- **Do this**:
Pull out every line with the word "name".

- **Given entries**:
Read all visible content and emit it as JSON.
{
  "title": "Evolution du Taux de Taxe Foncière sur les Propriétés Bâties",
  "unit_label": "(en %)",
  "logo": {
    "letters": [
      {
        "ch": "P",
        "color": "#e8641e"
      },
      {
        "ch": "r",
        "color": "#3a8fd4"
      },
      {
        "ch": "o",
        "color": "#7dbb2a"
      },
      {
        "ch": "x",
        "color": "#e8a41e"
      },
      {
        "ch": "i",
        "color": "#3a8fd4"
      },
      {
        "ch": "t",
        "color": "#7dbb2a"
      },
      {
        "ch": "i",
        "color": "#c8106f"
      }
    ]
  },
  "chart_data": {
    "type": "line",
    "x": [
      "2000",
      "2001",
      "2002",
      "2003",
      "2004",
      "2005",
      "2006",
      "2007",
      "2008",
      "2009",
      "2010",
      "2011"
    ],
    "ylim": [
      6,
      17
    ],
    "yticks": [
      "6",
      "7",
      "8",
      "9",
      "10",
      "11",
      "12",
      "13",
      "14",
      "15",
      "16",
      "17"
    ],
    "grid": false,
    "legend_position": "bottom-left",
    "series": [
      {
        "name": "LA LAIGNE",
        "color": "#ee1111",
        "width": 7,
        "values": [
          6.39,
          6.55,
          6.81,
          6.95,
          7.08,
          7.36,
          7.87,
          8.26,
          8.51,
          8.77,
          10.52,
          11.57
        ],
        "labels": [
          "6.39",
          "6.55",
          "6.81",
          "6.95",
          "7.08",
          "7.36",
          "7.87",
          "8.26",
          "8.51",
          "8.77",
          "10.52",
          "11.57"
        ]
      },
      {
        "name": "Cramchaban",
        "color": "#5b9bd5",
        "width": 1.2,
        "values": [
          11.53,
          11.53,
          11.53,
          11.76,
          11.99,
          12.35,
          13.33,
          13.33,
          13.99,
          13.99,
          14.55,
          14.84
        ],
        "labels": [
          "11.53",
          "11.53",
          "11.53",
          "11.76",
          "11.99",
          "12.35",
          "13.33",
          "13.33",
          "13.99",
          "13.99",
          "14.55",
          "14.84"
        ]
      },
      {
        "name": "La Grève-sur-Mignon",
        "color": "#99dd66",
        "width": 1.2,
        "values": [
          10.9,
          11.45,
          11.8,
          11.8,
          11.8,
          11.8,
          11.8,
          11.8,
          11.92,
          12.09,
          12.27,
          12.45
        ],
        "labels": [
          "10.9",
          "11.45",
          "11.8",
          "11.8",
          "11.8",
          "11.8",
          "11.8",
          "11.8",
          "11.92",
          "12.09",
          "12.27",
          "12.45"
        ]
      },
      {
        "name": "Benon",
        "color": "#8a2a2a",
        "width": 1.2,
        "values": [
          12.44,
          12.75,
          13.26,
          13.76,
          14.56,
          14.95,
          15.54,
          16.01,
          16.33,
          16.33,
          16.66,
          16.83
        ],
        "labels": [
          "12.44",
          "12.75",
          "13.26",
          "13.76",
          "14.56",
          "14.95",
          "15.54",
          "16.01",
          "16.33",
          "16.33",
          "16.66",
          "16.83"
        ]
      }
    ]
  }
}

- **Exercise solution**:
        "name": "LA LAIGNE",
        "name": "Cramchaban",
        "name": "La Grève-sur-Mignon",
        "name": "Benon",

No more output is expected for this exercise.